Instructions for the task
Your task is to print every entry below exactly as given.

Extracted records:
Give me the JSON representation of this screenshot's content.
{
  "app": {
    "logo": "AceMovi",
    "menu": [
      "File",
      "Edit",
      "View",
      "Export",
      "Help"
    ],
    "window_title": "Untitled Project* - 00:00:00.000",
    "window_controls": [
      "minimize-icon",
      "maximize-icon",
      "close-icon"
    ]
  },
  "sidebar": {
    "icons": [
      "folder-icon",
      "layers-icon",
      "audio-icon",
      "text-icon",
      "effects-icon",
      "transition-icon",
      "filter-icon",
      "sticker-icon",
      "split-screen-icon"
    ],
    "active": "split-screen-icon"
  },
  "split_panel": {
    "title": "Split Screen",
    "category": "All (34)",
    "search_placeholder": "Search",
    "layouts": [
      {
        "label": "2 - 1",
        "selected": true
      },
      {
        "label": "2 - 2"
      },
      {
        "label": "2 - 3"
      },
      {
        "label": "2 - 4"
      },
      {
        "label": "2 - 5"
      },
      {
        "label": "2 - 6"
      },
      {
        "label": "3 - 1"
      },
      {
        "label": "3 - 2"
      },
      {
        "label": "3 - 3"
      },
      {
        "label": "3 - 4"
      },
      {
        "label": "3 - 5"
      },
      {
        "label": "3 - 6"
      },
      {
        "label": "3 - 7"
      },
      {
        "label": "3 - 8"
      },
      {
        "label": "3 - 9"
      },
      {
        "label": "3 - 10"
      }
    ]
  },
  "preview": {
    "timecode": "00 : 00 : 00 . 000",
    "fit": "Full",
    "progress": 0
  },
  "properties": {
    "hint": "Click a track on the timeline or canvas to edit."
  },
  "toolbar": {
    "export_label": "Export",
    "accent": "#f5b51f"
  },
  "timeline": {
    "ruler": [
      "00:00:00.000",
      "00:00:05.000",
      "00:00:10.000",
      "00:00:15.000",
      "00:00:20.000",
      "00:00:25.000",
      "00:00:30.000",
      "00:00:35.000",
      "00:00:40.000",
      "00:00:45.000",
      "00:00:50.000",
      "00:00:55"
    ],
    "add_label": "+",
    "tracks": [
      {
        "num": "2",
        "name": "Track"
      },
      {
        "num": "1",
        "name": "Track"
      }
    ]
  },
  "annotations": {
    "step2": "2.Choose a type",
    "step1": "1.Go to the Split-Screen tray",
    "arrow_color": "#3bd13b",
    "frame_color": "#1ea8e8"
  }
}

Response
Give me the JSON representation of this screenshot's content.
{
  "app": {
    "logo": "AceMovi",
    "menu": [
      "File",
      "Edit",
      "View",
      "Export",
      "Help"
    ],
    "window_title": "Untitled Project* - 00:00:00.000",
    "window_controls": [
      "minimize-icon",
      "maximize-icon",
      "close-icon"
    ]
  },
  "sidebar": {
    "icons": [
      "folder-icon",
      "layers-icon",
      "audio-icon",
      "text-icon",
      "effects-icon",
      "transition-icon",
      "filter-icon",
      "sticker-icon",
      "split-screen-icon"
    ],
    "active": "split-screen-icon"
  },
  "split_panel": {
    "title": "Split Screen",
    "category": "All (34)",
    "search_placeholder": "Search",
    "layouts": [
      {
        "label": "2 - 1",
        "selected": true
      },
      {
        "label": "2 - 2"
      },
      {
        "label": "2 - 3"
      },
      {
        "label": "2 - 4"
      },
      {
        "label": "2 - 5"
      },
      {
        "label": "2 - 6"
      },
      {
        "label": "3 - 1"
      },
      {
        "label": "3 - 2"
      },
      {
        "label": "3 - 3"
      },
      {
        "label": "3 - 4"
      },
      {
        "label": "3 - 5"
      },
      {
        "label": "3 - 6"
      },
      {
        "label": "3 - 7"
      },
      {
        "label": "3 - 8"
      },
      {
        "label": "3 - 9"
      },
      {
        "label": "3 - 10"
      }
    ]
  },
  "preview": {
    "timecode": "00 : 00 : 00 . 000",
    "fit": "Full",
    "progress": 0
  },
  "properties": {
    "hint": "Click a track on the timeline or canvas to edit."
  },
  "toolbar": {
    "export_label": "Export",
    "accent": "#f5b51f"
  },
  "timeline": {
    "ruler": [
      "00:00:00.000",
      "00:00:05.000",
      "00:00:10.000",
      "00:00:15.000",
      "00:00:20.000",
      "00:00:25.000",
      "00:00:30.000",
      "00:00:35.000",
      "00:00:40.000",
      "00:00:45.000",
      "00:00:50.000",
      "00:00:55"
    ],
    "add_label": "+",
    "tracks": [
      {
        "num": "2",
        "name": "Track"
      },
      {
        "num": "1",
        "name": "Track"
      }
    ]
  },
  "annotations": {
    "step2": "2.Choose a type",
    "step1": "1.Go to the Split-Screen tray",
    "arrow_color": "#3bd13b",
    "frame_color": "#1ea8e8"
  }
}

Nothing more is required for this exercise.